• Dataset records:
■ ■ ■ ■

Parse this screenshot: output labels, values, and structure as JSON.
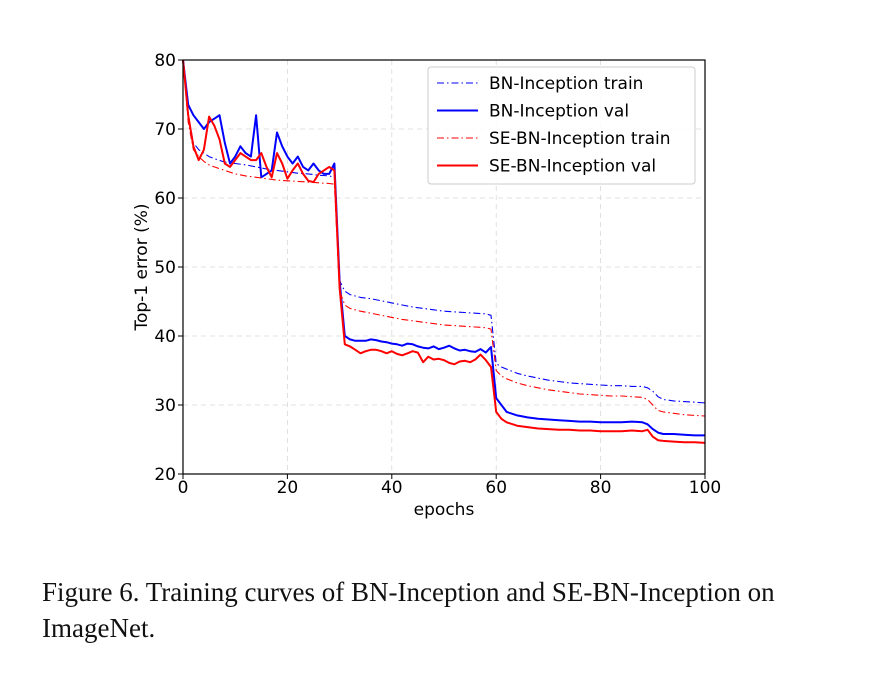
{
  "chart_data": {
    "type": "line",
    "xlabel": "epochs",
    "ylabel": "Top-1 error (%)",
    "xlim": [
      0,
      100
    ],
    "ylim": [
      20,
      80
    ],
    "xticks": [
      "0",
      "20",
      "40",
      "60",
      "80",
      "100"
    ],
    "yticks": [
      "20",
      "30",
      "40",
      "50",
      "60",
      "70",
      "80"
    ],
    "grid": true,
    "legend_position": "top-right",
    "series": [
      {
        "name": "BN-Inception train",
        "color": "#0000ff",
        "style": "dashdot",
        "x": [
          0,
          1,
          2,
          3,
          4,
          5,
          6,
          8,
          10,
          12,
          14,
          16,
          18,
          20,
          22,
          24,
          26,
          28,
          29,
          30,
          31,
          32,
          34,
          36,
          38,
          40,
          42,
          44,
          46,
          48,
          50,
          52,
          54,
          56,
          58,
          59,
          60,
          61,
          62,
          64,
          66,
          68,
          70,
          72,
          74,
          76,
          78,
          80,
          82,
          84,
          86,
          88,
          89,
          90,
          91,
          92,
          94,
          96,
          98,
          100
        ],
        "values": [
          80,
          72,
          68,
          67,
          66.5,
          66,
          65.7,
          65.2,
          65,
          64.8,
          64.5,
          64.2,
          64,
          63.8,
          63.6,
          63.5,
          63.3,
          63.2,
          63,
          48,
          46.5,
          46,
          45.6,
          45.4,
          45.1,
          44.8,
          44.5,
          44.2,
          44,
          43.8,
          43.6,
          43.5,
          43.4,
          43.3,
          43.2,
          43,
          36,
          35.5,
          35.2,
          34.6,
          34.2,
          33.9,
          33.6,
          33.4,
          33.2,
          33.1,
          33,
          32.9,
          32.8,
          32.8,
          32.7,
          32.7,
          32.5,
          32,
          31.2,
          30.8,
          30.6,
          30.5,
          30.4,
          30.3
        ]
      },
      {
        "name": "BN-Inception val",
        "color": "#0000ff",
        "style": "solid",
        "x": [
          0,
          1,
          2,
          3,
          4,
          5,
          6,
          7,
          8,
          9,
          10,
          11,
          12,
          13,
          14,
          15,
          16,
          17,
          18,
          19,
          20,
          21,
          22,
          23,
          24,
          25,
          26,
          27,
          28,
          29,
          30,
          31,
          32,
          33,
          34,
          35,
          36,
          37,
          38,
          39,
          40,
          41,
          42,
          43,
          44,
          45,
          46,
          47,
          48,
          49,
          50,
          51,
          52,
          53,
          54,
          55,
          56,
          57,
          58,
          59,
          60,
          61,
          62,
          64,
          66,
          68,
          70,
          72,
          74,
          76,
          78,
          80,
          82,
          84,
          86,
          88,
          89,
          90,
          91,
          92,
          94,
          96,
          98,
          100
        ],
        "values": [
          80,
          73.5,
          72,
          71,
          70,
          71,
          71.5,
          72,
          68,
          65,
          66,
          67.5,
          66.5,
          66,
          72,
          63,
          63.5,
          64,
          69.5,
          67.5,
          66,
          65,
          66,
          64.5,
          64,
          65,
          64,
          63.5,
          63.5,
          65,
          48,
          40,
          39.5,
          39.3,
          39.3,
          39.3,
          39.5,
          39.4,
          39.2,
          39.1,
          38.9,
          38.8,
          38.6,
          38.9,
          38.8,
          38.5,
          38.3,
          38.2,
          38.5,
          38.1,
          38.3,
          38.6,
          38.2,
          37.9,
          38,
          37.8,
          37.7,
          38.1,
          37.6,
          38.4,
          31,
          30,
          29,
          28.5,
          28.2,
          28,
          27.9,
          27.8,
          27.7,
          27.6,
          27.6,
          27.5,
          27.5,
          27.5,
          27.6,
          27.5,
          27.2,
          26.5,
          26,
          25.8,
          25.8,
          25.7,
          25.6,
          25.6
        ]
      },
      {
        "name": "SE-BN-Inception train",
        "color": "#ff0000",
        "style": "dashdot",
        "x": [
          0,
          1,
          2,
          3,
          4,
          5,
          6,
          8,
          10,
          12,
          14,
          16,
          18,
          20,
          22,
          24,
          26,
          28,
          29,
          30,
          31,
          32,
          34,
          36,
          38,
          40,
          42,
          44,
          46,
          48,
          50,
          52,
          54,
          56,
          58,
          59,
          60,
          61,
          62,
          64,
          66,
          68,
          70,
          72,
          74,
          76,
          78,
          80,
          82,
          84,
          86,
          88,
          89,
          90,
          91,
          92,
          94,
          96,
          98,
          100
        ],
        "values": [
          80,
          71,
          67,
          66,
          65.3,
          64.8,
          64.5,
          64,
          63.5,
          63.2,
          63,
          62.8,
          62.6,
          62.5,
          62.4,
          62.3,
          62.2,
          62.1,
          62,
          46.5,
          44.5,
          44,
          43.6,
          43.3,
          43,
          42.7,
          42.4,
          42.2,
          42,
          41.8,
          41.6,
          41.5,
          41.4,
          41.3,
          41.2,
          41,
          35,
          34.2,
          33.8,
          33.2,
          32.8,
          32.5,
          32.2,
          32,
          31.8,
          31.6,
          31.5,
          31.4,
          31.3,
          31.3,
          31.2,
          31.1,
          30.8,
          30,
          29.2,
          29,
          28.8,
          28.6,
          28.5,
          28.4
        ]
      },
      {
        "name": "SE-BN-Inception val",
        "color": "#ff0000",
        "style": "solid",
        "x": [
          0,
          1,
          2,
          3,
          4,
          5,
          6,
          7,
          8,
          9,
          10,
          11,
          12,
          13,
          14,
          15,
          16,
          17,
          18,
          19,
          20,
          21,
          22,
          23,
          24,
          25,
          26,
          27,
          28,
          29,
          30,
          31,
          32,
          33,
          34,
          35,
          36,
          37,
          38,
          39,
          40,
          41,
          42,
          43,
          44,
          45,
          46,
          47,
          48,
          49,
          50,
          51,
          52,
          53,
          54,
          55,
          56,
          57,
          58,
          59,
          60,
          61,
          62,
          64,
          66,
          68,
          70,
          72,
          74,
          76,
          78,
          80,
          82,
          84,
          86,
          88,
          89,
          90,
          91,
          92,
          94,
          96,
          98,
          100
        ],
        "values": [
          80,
          72,
          67.5,
          65.5,
          67,
          71.8,
          70.5,
          68.5,
          65,
          64.5,
          65.5,
          66.5,
          66,
          65.5,
          65.5,
          66.5,
          64.5,
          63,
          66.5,
          65,
          62.8,
          64,
          65,
          63.5,
          62.5,
          62.3,
          63.5,
          64,
          64.5,
          64,
          47,
          38.8,
          38.5,
          38,
          37.5,
          37.8,
          38,
          38,
          37.8,
          37.5,
          37.8,
          37.4,
          37.2,
          37.5,
          37.8,
          37.6,
          36.2,
          37,
          36.6,
          36.7,
          36.5,
          36.1,
          35.9,
          36.3,
          36.4,
          36.2,
          36.6,
          37.3,
          36.5,
          35.5,
          29,
          28,
          27.5,
          27,
          26.8,
          26.6,
          26.5,
          26.4,
          26.4,
          26.3,
          26.3,
          26.2,
          26.2,
          26.2,
          26.3,
          26.2,
          26.4,
          25.4,
          24.9,
          24.8,
          24.7,
          24.6,
          24.6,
          24.5
        ]
      }
    ]
  },
  "caption": "Figure 6. Training curves of BN-Inception and SE-BN-Inception on ImageNet."
}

■ ■ ■ ■

• Description of the task:
Except for the pictures, reproduce every line exactly.

• Full output:
Parse this screenshot: output labels, values, and structure as JSON.
{
  "chart_data": {
    "type": "line",
    "xlabel": "epochs",
    "ylabel": "Top-1 error (%)",
    "xlim": [
      0,
      100
    ],
    "ylim": [
      20,
      80
    ],
    "xticks": [
      "0",
      "20",
      "40",
      "60",
      "80",
      "100"
    ],
    "yticks": [
      "20",
      "30",
      "40",
      "50",
      "60",
      "70",
      "80"
    ],
    "grid": true,
    "legend_position": "top-right",
    "series": [
      {
        "name": "BN-Inception train",
        "color": "#0000ff",
        "style": "dashdot",
        "x": [
          0,
          1,
          2,
          3,
          4,
          5,
          6,
          8,
          10,
          12,
          14,
          16,
          18,
          20,
          22,
          24,
          26,
          28,
          29,
          30,
          31,
          32,
          34,
          36,
          38,
          40,
          42,
          44,
          46,
          48,
          50,
          52,
          54,
          56,
          58,
          59,
          60,
          61,
          62,
          64,
          66,
          68,
          70,
          72,
          74,
          76,
          78,
          80,
          82,
          84,
          86,
          88,
          89,
          90,
          91,
          92,
          94,
          96,
          98,
          100
        ],
        "values": [
          80,
          72,
          68,
          67,
          66.5,
          66,
          65.7,
          65.2,
          65,
          64.8,
          64.5,
          64.2,
          64,
          63.8,
          63.6,
          63.5,
          63.3,
          63.2,
          63,
          48,
          46.5,
          46,
          45.6,
          45.4,
          45.1,
          44.8,
          44.5,
          44.2,
          44,
          43.8,
          43.6,
          43.5,
          43.4,
          43.3,
          43.2,
          43,
          36,
          35.5,
          35.2,
          34.6,
          34.2,
          33.9,
          33.6,
          33.4,
          33.2,
          33.1,
          33,
          32.9,
          32.8,
          32.8,
          32.7,
          32.7,
          32.5,
          32,
          31.2,
          30.8,
          30.6,
          30.5,
          30.4,
          30.3
        ]
      },
      {
        "name": "BN-Inception val",
        "color": "#0000ff",
        "style": "solid",
        "x": [
          0,
          1,
          2,
          3,
          4,
          5,
          6,
          7,
          8,
          9,
          10,
          11,
          12,
          13,
          14,
          15,
          16,
          17,
          18,
          19,
          20,
          21,
          22,
          23,
          24,
          25,
          26,
          27,
          28,
          29,
          30,
          31,
          32,
          33,
          34,
          35,
          36,
          37,
          38,
          39,
          40,
          41,
          42,
          43,
          44,
          45,
          46,
          47,
          48,
          49,
          50,
          51,
          52,
          53,
          54,
          55,
          56,
          57,
          58,
          59,
          60,
          61,
          62,
          64,
          66,
          68,
          70,
          72,
          74,
          76,
          78,
          80,
          82,
          84,
          86,
          88,
          89,
          90,
          91,
          92,
          94,
          96,
          98,
          100
        ],
        "values": [
          80,
          73.5,
          72,
          71,
          70,
          71,
          71.5,
          72,
          68,
          65,
          66,
          67.5,
          66.5,
          66,
          72,
          63,
          63.5,
          64,
          69.5,
          67.5,
          66,
          65,
          66,
          64.5,
          64,
          65,
          64,
          63.5,
          63.5,
          65,
          48,
          40,
          39.5,
          39.3,
          39.3,
          39.3,
          39.5,
          39.4,
          39.2,
          39.1,
          38.9,
          38.8,
          38.6,
          38.9,
          38.8,
          38.5,
          38.3,
          38.2,
          38.5,
          38.1,
          38.3,
          38.6,
          38.2,
          37.9,
          38,
          37.8,
          37.7,
          38.1,
          37.6,
          38.4,
          31,
          30,
          29,
          28.5,
          28.2,
          28,
          27.9,
          27.8,
          27.7,
          27.6,
          27.6,
          27.5,
          27.5,
          27.5,
          27.6,
          27.5,
          27.2,
          26.5,
          26,
          25.8,
          25.8,
          25.7,
          25.6,
          25.6
        ]
      },
      {
        "name": "SE-BN-Inception train",
        "color": "#ff0000",
        "style": "dashdot",
        "x": [
          0,
          1,
          2,
          3,
          4,
          5,
          6,
          8,
          10,
          12,
          14,
          16,
          18,
          20,
          22,
          24,
          26,
          28,
          29,
          30,
          31,
          32,
          34,
          36,
          38,
          40,
          42,
          44,
          46,
          48,
          50,
          52,
          54,
          56,
          58,
          59,
          60,
          61,
          62,
          64,
          66,
          68,
          70,
          72,
          74,
          76,
          78,
          80,
          82,
          84,
          86,
          88,
          89,
          90,
          91,
          92,
          94,
          96,
          98,
          100
        ],
        "values": [
          80,
          71,
          67,
          66,
          65.3,
          64.8,
          64.5,
          64,
          63.5,
          63.2,
          63,
          62.8,
          62.6,
          62.5,
          62.4,
          62.3,
          62.2,
          62.1,
          62,
          46.5,
          44.5,
          44,
          43.6,
          43.3,
          43,
          42.7,
          42.4,
          42.2,
          42,
          41.8,
          41.6,
          41.5,
          41.4,
          41.3,
          41.2,
          41,
          35,
          34.2,
          33.8,
          33.2,
          32.8,
          32.5,
          32.2,
          32,
          31.8,
          31.6,
          31.5,
          31.4,
          31.3,
          31.3,
          31.2,
          31.1,
          30.8,
          30,
          29.2,
          29,
          28.8,
          28.6,
          28.5,
          28.4
        ]
      },
      {
        "name": "SE-BN-Inception val",
        "color": "#ff0000",
        "style": "solid",
        "x": [
          0,
          1,
          2,
          3,
          4,
          5,
          6,
          7,
          8,
          9,
          10,
          11,
          12,
          13,
          14,
          15,
          16,
          17,
          18,
          19,
          20,
          21,
          22,
          23,
          24,
          25,
          26,
          27,
          28,
          29,
          30,
          31,
          32,
          33,
          34,
          35,
          36,
          37,
          38,
          39,
          40,
          41,
          42,
          43,
          44,
          45,
          46,
          47,
          48,
          49,
          50,
          51,
          52,
          53,
          54,
          55,
          56,
          57,
          58,
          59,
          60,
          61,
          62,
          64,
          66,
          68,
          70,
          72,
          74,
          76,
          78,
          80,
          82,
          84,
          86,
          88,
          89,
          90,
          91,
          92,
          94,
          96,
          98,
          100
        ],
        "values": [
          80,
          72,
          67.5,
          65.5,
          67,
          71.8,
          70.5,
          68.5,
          65,
          64.5,
          65.5,
          66.5,
          66,
          65.5,
          65.5,
          66.5,
          64.5,
          63,
          66.5,
          65,
          62.8,
          64,
          65,
          63.5,
          62.5,
          62.3,
          63.5,
          64,
          64.5,
          64,
          47,
          38.8,
          38.5,
          38,
          37.5,
          37.8,
          38,
          38,
          37.8,
          37.5,
          37.8,
          37.4,
          37.2,
          37.5,
          37.8,
          37.6,
          36.2,
          37,
          36.6,
          36.7,
          36.5,
          36.1,
          35.9,
          36.3,
          36.4,
          36.2,
          36.6,
          37.3,
          36.5,
          35.5,
          29,
          28,
          27.5,
          27,
          26.8,
          26.6,
          26.5,
          26.4,
          26.4,
          26.3,
          26.3,
          26.2,
          26.2,
          26.2,
          26.3,
          26.2,
          26.4,
          25.4,
          24.9,
          24.8,
          24.7,
          24.6,
          24.6,
          24.5
        ]
      }
    ]
  },
  "caption": "Figure 6. Training curves of BN-Inception and SE-BN-Inception on ImageNet."
}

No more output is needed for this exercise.